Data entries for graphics

##########

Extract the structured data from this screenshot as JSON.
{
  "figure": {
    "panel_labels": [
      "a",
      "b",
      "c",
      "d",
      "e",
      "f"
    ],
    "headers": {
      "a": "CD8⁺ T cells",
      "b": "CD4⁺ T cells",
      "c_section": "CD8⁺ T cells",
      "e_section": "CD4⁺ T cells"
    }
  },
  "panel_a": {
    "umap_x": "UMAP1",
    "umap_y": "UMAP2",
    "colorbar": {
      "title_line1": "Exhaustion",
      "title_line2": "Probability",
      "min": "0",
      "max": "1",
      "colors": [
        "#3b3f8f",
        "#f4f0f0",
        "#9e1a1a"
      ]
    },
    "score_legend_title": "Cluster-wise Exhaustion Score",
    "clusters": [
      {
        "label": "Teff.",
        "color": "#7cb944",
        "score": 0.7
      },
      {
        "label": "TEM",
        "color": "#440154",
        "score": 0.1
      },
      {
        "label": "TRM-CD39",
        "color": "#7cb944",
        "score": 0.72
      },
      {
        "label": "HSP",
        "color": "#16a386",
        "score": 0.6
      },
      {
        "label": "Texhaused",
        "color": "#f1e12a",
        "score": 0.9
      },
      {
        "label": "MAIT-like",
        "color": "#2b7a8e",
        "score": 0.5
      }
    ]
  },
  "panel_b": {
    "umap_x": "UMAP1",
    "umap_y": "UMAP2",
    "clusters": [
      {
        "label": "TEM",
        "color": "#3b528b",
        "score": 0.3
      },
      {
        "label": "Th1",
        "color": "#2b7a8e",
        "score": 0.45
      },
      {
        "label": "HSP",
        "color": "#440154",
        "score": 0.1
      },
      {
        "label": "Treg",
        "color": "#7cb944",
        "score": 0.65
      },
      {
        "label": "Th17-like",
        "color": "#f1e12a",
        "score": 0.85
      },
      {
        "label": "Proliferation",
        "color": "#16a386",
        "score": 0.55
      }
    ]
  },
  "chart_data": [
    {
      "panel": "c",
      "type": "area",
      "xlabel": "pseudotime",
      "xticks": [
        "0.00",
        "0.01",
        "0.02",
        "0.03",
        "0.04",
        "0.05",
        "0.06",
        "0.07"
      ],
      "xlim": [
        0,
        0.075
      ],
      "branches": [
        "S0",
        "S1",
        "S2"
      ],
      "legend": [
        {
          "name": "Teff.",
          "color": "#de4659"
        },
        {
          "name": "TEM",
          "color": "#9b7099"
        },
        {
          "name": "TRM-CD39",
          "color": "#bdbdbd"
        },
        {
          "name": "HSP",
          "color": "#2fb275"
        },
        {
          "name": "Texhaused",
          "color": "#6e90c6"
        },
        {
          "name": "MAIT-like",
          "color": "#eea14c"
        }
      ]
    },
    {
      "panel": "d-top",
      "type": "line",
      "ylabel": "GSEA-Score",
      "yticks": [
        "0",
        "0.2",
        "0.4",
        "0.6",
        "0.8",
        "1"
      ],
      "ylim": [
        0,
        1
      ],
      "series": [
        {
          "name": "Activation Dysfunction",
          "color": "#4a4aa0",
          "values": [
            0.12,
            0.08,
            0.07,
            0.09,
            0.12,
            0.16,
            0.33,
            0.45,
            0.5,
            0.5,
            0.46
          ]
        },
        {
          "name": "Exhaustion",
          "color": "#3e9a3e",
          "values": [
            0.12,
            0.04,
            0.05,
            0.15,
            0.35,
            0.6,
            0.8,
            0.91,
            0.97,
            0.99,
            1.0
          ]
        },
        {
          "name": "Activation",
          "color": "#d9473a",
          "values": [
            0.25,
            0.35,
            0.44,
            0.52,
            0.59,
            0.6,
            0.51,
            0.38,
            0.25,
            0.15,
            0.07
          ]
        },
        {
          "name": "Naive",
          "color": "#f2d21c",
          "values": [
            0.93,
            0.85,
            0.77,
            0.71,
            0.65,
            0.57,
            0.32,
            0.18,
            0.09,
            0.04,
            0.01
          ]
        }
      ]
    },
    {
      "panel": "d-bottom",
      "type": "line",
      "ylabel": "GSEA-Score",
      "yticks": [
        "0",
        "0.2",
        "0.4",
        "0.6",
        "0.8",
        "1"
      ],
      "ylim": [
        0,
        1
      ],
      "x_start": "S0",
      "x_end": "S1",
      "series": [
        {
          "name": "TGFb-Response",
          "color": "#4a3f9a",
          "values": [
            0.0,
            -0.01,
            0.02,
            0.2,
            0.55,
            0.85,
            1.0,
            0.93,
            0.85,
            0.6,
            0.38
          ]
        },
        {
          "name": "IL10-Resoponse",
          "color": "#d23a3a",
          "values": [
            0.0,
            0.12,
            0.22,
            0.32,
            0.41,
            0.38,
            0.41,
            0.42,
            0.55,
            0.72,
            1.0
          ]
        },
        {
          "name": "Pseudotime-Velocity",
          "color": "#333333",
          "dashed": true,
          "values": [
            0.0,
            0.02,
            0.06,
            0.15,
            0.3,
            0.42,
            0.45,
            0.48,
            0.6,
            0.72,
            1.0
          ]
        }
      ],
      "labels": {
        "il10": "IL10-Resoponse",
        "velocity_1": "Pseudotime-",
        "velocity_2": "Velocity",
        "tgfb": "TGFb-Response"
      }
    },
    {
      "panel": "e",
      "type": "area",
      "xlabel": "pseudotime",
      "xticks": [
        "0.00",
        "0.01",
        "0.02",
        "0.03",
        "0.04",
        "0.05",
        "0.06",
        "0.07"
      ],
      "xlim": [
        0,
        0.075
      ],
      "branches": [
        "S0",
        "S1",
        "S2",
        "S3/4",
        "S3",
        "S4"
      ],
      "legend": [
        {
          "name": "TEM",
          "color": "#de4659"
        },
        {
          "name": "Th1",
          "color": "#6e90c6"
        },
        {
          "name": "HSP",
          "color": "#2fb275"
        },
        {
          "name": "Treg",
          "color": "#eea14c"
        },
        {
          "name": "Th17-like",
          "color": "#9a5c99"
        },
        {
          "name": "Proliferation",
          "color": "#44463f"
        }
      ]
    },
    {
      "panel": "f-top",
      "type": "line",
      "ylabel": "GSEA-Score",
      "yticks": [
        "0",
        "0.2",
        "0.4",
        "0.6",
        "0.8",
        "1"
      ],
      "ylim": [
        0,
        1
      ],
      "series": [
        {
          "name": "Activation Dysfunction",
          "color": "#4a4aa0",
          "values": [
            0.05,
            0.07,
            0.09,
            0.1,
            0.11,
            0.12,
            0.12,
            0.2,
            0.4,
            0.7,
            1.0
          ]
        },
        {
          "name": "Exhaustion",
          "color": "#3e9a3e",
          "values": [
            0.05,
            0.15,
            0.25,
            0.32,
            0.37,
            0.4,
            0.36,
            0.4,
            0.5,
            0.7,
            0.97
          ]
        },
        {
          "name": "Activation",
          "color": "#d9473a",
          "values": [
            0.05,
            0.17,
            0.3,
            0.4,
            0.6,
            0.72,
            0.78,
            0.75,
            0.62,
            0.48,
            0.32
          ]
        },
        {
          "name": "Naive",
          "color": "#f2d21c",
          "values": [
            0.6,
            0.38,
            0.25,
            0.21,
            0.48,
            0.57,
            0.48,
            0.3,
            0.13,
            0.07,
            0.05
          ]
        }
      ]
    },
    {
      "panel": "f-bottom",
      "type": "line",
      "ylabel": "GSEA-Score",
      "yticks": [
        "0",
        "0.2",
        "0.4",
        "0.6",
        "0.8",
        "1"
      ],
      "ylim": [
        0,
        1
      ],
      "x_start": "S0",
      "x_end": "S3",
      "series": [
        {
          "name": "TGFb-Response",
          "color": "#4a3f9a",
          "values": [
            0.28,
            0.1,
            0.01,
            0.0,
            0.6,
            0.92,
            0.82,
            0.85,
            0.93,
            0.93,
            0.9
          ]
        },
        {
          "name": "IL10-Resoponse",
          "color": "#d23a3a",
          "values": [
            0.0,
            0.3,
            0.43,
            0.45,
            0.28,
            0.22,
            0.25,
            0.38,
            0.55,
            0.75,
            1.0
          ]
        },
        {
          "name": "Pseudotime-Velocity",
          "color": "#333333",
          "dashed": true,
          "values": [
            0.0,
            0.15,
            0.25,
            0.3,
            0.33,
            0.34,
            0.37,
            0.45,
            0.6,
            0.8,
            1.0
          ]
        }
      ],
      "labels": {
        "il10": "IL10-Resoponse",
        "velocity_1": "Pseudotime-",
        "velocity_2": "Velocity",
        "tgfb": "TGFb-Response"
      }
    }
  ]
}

##########

Look through the data above and return each line where the string "Proliferation" occurs.

        "label": "Proliferation",
          "name": "Proliferation",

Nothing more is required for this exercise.